[BEGIN Dataset excerpts]

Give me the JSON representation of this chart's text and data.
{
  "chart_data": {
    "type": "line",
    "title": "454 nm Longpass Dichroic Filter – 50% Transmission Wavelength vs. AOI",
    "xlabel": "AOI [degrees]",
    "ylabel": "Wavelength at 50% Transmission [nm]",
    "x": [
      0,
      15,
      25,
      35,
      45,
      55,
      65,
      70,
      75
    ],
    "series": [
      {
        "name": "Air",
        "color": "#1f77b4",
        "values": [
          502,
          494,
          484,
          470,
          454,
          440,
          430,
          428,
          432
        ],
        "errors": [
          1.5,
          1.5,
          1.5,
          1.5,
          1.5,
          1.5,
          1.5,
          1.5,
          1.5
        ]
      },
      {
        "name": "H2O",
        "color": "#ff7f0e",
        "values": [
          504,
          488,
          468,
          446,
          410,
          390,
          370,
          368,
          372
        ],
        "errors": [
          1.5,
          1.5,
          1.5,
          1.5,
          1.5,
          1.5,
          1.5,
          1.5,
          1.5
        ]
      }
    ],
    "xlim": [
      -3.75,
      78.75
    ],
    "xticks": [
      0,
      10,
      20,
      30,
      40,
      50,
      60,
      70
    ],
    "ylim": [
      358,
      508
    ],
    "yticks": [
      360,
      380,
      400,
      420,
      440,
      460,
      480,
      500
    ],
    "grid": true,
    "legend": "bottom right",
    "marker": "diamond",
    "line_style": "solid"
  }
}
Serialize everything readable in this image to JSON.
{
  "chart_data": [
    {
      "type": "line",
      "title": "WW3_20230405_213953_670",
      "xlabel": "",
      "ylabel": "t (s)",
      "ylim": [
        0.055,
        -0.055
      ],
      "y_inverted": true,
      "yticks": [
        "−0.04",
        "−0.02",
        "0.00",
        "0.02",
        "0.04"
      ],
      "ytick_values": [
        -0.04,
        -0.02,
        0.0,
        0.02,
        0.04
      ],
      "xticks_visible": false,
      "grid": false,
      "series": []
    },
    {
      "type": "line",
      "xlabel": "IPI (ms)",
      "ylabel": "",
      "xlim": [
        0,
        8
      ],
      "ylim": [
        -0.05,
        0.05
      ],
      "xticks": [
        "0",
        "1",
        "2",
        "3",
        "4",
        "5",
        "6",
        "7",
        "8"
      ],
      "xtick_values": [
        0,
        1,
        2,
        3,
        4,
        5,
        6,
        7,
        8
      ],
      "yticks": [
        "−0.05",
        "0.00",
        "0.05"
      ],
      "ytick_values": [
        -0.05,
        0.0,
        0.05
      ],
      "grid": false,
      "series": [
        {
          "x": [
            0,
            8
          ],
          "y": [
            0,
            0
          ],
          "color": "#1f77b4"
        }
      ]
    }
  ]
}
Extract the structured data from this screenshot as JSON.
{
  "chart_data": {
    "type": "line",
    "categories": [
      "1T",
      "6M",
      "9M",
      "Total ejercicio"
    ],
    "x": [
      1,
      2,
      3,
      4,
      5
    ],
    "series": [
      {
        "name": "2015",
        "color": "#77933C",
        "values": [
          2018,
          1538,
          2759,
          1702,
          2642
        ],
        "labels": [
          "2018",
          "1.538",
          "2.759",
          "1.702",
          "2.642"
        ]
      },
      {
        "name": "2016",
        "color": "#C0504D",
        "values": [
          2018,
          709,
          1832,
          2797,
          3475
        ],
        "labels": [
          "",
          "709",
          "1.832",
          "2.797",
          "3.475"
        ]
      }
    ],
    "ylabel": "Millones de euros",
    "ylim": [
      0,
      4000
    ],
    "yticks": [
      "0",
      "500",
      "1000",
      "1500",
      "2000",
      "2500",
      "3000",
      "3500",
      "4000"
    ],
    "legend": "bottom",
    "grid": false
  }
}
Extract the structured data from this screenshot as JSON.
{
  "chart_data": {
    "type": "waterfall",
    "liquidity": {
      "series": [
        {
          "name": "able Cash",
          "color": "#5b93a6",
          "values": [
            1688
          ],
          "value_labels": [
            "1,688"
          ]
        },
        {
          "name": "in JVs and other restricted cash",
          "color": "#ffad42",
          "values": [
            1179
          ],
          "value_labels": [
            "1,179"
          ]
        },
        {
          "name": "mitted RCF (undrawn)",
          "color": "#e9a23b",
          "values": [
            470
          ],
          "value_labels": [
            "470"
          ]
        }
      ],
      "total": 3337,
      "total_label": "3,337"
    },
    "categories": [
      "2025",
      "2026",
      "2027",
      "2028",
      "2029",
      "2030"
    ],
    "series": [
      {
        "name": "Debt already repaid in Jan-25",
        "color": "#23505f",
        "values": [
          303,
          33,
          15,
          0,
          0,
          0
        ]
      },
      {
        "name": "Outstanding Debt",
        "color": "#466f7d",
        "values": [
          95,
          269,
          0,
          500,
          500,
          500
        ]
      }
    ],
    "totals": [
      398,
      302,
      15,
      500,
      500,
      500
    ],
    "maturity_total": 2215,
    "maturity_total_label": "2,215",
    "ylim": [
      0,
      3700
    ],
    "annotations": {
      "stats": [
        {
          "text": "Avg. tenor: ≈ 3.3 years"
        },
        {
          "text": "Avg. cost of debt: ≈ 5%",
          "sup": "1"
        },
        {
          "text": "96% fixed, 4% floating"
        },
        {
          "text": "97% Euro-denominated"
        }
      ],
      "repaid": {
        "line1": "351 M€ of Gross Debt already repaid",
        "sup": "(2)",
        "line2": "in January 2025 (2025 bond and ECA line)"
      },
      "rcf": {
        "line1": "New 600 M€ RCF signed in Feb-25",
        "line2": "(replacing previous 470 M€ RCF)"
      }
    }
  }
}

[END Dataset excerpts]

### [What is being asked]
Copy every record above exactly as it appears.

### [Result for this task]
Give me the JSON representation of this chart's text and data.
{
  "chart_data": {
    "type": "line",
    "title": "454 nm Longpass Dichroic Filter – 50% Transmission Wavelength vs. AOI",
    "xlabel": "AOI [degrees]",
    "ylabel": "Wavelength at 50% Transmission [nm]",
    "x": [
      0,
      15,
      25,
      35,
      45,
      55,
      65,
      70,
      75
    ],
    "series": [
      {
        "name": "Air",
        "color": "#1f77b4",
        "values": [
          502,
          494,
          484,
          470,
          454,
          440,
          430,
          428,
          432
        ],
        "errors": [
          1.5,
          1.5,
          1.5,
          1.5,
          1.5,
          1.5,
          1.5,
          1.5,
          1.5
        ]
      },
      {
        "name": "H2O",
        "color": "#ff7f0e",
        "values": [
          504,
          488,
          468,
          446,
          410,
          390,
          370,
          368,
          372
        ],
        "errors": [
          1.5,
          1.5,
          1.5,
          1.5,
          1.5,
          1.5,
          1.5,
          1.5,
          1.5
        ]
      }
    ],
    "xlim": [
      -3.75,
      78.75
    ],
    "xticks": [
      0,
      10,
      20,
      30,
      40,
      50,
      60,
      70
    ],
    "ylim": [
      358,
      508
    ],
    "yticks": [
      360,
      380,
      400,
      420,
      440,
      460,
      480,
      500
    ],
    "grid": true,
    "legend": "bottom right",
    "marker": "diamond",
    "line_style": "solid"
  }
}
Serialize everything readable in this image to JSON.
{
  "chart_data": [
    {
      "type": "line",
      "title": "WW3_20230405_213953_670",
      "xlabel": "",
      "ylabel": "t (s)",
      "ylim": [
        0.055,
        -0.055
      ],
      "y_inverted": true,
      "yticks": [
        "−0.04",
        "−0.02",
        "0.00",
        "0.02",
        "0.04"
      ],
      "ytick_values": [
        -0.04,
        -0.02,
        0.0,
        0.02,
        0.04
      ],
      "xticks_visible": false,
      "grid": false,
      "series": []
    },
    {
      "type": "line",
      "xlabel": "IPI (ms)",
      "ylabel": "",
      "xlim": [
        0,
        8
      ],
      "ylim": [
        -0.05,
        0.05
      ],
      "xticks": [
        "0",
        "1",
        "2",
        "3",
        "4",
        "5",
        "6",
        "7",
        "8"
      ],
      "xtick_values": [
        0,
        1,
        2,
        3,
        4,
        5,
        6,
        7,
        8
      ],
      "yticks": [
        "−0.05",
        "0.00",
        "0.05"
      ],
      "ytick_values": [
        -0.05,
        0.0,
        0.05
      ],
      "grid": false,
      "series": [
        {
          "x": [
            0,
            8
          ],
          "y": [
            0,
            0
          ],
          "color": "#1f77b4"
        }
      ]
    }
  ]
}
Extract the structured data from this screenshot as JSON.
{
  "chart_data": {
    "type": "line",
    "categories": [
      "1T",
      "6M",
      "9M",
      "Total ejercicio"
    ],
    "x": [
      1,
      2,
      3,
      4,
      5
    ],
    "series": [
      {
        "name": "2015",
        "color": "#77933C",
        "values": [
          2018,
          1538,
          2759,
          1702,
          2642
        ],
        "labels": [
          "2018",
          "1.538",
          "2.759",
          "1.702",
          "2.642"
        ]
      },
      {
        "name": "2016",
        "color": "#C0504D",
        "values": [
          2018,
          709,
          1832,
          2797,
          3475
        ],
        "labels": [
          "",
          "709",
          "1.832",
          "2.797",
          "3.475"
        ]
      }
    ],
    "ylabel": "Millones de euros",
    "ylim": [
      0,
      4000
    ],
    "yticks": [
      "0",
      "500",
      "1000",
      "1500",
      "2000",
      "2500",
      "3000",
      "3500",
      "4000"
    ],
    "legend": "bottom",
    "grid": false
  }
}
Extract the structured data from this screenshot as JSON.
{
  "chart_data": {
    "type": "waterfall",
    "liquidity": {
      "series": [
        {
          "name": "able Cash",
          "color": "#5b93a6",
          "values": [
            1688
          ],
          "value_labels": [
            "1,688"
          ]
        },
        {
          "name": "in JVs and other restricted cash",
          "color": "#ffad42",
          "values": [
            1179
          ],
          "value_labels": [
            "1,179"
          ]
        },
        {
          "name": "mitted RCF (undrawn)",
          "color": "#e9a23b",
          "values": [
            470
          ],
          "value_labels": [
            "470"
          ]
        }
      ],
      "total": 3337,
      "total_label": "3,337"
    },
    "categories": [
      "2025",
      "2026",
      "2027",
      "2028",
      "2029",
      "2030"
    ],
    "series": [
      {
        "name": "Debt already repaid in Jan-25",
        "color": "#23505f",
        "values": [
          303,
          33,
          15,
          0,
          0,
          0
        ]
      },
      {
        "name": "Outstanding Debt",
        "color": "#466f7d",
        "values": [
          95,
          269,
          0,
          500,
          500,
          500
        ]
      }
    ],
    "totals": [
      398,
      302,
      15,
      500,
      500,
      500
    ],
    "maturity_total": 2215,
    "maturity_total_label": "2,215",
    "ylim": [
      0,
      3700
    ],
    "annotations": {
      "stats": [
        {
          "text": "Avg. tenor: ≈ 3.3 years"
        },
        {
          "text": "Avg. cost of debt: ≈ 5%",
          "sup": "1"
        },
        {
          "text": "96% fixed, 4% floating"
        },
        {
          "text": "97% Euro-denominated"
        }
      ],
      "repaid": {
        "line1": "351 M€ of Gross Debt already repaid",
        "sup": "(2)",
        "line2": "in January 2025 (2025 bond and ECA line)"
      },
      "rcf": {
        "line1": "New 600 M€ RCF signed in Feb-25",
        "line2": "(replacing previous 470 M€ RCF)"
      }
    }
  }
}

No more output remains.